──────── Exercise text

Ivan Ploshtakov

Personal information
- Full name: Ivan Marinov Ploshtakov
- Date of birth: 1 February 1986 (age 39)
- Place of birth: Plovdiv, Bulgaria
- Height: 1.89 m (6 ft 2+1⁄2 in)
- Position: Forward

Team information
- Current team: Maritsa Plovdiv
- Number: 10

Senior career*
- Years: Team / Apps / (Gls)
- 2003–2004: Asenovets / 33 / (11)
- 2005: CSKA Sofia / 4 / (1)
- 2005–2006: Maritsa Plovdiv / 35 / (12)
- 2007: Rodopa Smolyan / 11 / (1)
- 2007–2009: Spartak Plovdiv / 53 / (9)
- 2009–2010: Chieti Calcio / 1 / (0)
- 2010–2011: Botev Plovdiv / 15 / (6)
- 2012: Pirin Gotse Delchev / 6 / (0)
- 2012–2013: Rakovski / 11 / (2)
- 2013: Balkan FT / ? / (?)
- 2014–: Maritsa Plovdiv / 0 / (0)

= Ivan Ploshtakov =

Bulgarian footballer

Ivan Ploshtakov (Иван Площаков; born 1 February 1986) is a Bulgarian footballer who plays as a forward for Maritsa Plovdiv.

────────────────

Activity
Write out, without alteration, the portion of the Ivan Ploshtakov profile that begins at the words "- 2005–2006: Maritsa" and stops after the words "Plovdiv / 0 / (0)".

──────── Extracted records

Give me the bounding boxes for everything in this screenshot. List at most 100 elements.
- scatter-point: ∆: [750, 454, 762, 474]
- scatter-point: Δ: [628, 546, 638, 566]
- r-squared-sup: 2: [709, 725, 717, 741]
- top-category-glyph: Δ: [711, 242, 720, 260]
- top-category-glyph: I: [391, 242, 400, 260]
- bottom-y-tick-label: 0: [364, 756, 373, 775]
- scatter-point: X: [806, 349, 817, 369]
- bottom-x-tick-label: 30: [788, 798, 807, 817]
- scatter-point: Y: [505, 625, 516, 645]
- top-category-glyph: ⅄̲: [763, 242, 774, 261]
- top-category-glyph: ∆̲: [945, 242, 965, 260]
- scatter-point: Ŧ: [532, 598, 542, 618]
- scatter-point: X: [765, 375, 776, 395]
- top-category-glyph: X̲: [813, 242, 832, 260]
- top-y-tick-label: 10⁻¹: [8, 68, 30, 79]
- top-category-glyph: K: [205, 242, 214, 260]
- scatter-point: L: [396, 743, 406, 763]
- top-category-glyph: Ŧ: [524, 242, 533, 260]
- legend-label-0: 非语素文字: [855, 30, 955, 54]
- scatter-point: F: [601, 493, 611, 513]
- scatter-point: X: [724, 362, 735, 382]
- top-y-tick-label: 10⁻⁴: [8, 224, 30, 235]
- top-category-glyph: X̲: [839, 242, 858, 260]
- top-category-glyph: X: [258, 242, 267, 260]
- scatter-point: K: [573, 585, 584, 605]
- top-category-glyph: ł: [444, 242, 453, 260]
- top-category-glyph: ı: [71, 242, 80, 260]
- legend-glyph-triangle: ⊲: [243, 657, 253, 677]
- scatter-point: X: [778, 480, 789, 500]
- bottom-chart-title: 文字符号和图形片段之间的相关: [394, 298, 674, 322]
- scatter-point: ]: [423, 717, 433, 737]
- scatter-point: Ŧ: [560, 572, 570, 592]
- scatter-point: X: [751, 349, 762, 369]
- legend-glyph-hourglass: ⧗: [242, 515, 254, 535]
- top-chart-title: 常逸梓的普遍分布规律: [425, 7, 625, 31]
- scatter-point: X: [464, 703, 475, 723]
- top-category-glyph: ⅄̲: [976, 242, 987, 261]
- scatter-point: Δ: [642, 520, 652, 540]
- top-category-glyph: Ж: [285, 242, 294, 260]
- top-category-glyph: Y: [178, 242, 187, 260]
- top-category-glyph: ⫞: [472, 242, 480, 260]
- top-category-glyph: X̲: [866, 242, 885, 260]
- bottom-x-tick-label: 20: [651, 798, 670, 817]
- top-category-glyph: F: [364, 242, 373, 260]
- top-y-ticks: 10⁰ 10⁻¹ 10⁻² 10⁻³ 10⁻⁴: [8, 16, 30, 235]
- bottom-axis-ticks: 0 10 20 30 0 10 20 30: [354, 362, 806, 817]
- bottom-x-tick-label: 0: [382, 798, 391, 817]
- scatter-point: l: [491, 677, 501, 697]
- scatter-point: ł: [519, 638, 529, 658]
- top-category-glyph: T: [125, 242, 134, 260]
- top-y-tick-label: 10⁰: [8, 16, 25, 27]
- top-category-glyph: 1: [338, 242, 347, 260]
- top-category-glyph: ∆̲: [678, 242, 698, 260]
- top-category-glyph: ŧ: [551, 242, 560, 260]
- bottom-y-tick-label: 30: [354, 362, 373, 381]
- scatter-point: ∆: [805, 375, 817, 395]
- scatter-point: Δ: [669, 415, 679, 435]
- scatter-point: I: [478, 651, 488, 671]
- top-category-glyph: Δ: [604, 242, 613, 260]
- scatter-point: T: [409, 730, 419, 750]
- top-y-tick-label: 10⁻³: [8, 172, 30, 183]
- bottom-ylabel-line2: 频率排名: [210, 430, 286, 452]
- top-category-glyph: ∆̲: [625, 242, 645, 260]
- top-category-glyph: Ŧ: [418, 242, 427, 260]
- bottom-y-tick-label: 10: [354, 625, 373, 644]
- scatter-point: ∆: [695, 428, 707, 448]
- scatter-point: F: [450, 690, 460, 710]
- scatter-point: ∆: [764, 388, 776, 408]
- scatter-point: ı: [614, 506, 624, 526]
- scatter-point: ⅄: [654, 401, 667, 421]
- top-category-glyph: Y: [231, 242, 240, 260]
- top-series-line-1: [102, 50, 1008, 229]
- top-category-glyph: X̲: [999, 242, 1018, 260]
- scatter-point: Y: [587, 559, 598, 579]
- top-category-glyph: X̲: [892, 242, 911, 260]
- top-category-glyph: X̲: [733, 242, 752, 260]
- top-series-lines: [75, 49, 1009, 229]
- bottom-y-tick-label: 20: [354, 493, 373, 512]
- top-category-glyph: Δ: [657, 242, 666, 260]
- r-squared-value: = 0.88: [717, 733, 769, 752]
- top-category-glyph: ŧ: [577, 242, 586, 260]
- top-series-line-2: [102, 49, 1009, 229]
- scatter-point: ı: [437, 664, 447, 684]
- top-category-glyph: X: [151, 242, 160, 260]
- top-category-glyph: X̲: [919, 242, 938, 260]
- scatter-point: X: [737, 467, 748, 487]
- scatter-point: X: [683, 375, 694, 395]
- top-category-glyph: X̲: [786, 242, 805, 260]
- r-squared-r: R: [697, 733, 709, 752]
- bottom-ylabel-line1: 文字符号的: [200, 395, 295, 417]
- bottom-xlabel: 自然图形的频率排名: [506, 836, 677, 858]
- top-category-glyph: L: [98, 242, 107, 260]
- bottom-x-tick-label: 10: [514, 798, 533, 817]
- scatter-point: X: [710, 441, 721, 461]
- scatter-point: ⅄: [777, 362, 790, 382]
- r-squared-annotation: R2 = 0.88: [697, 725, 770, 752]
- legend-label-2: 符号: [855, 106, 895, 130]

────────────────

Output of the exercise
- 2005–2006: Maritsa Plovdiv / 35 / (12)
- 2007: Rodopa Smolyan / 11 / (1)
- 2007–2009: Spartak Plovdiv / 53 / (9)
- 2009–2010: Chieti Calcio / 1 / (0)
- 2010–2011: Botev Plovdiv / 15 / (6)
- 2012: Pirin Gotse Delchev / 6 / (0)
- 2012–2013: Rakovski / 11 / (2)
- 2013: Balkan FT / ? / (?)
- 2014–: Maritsa Plovdiv / 0 / (0)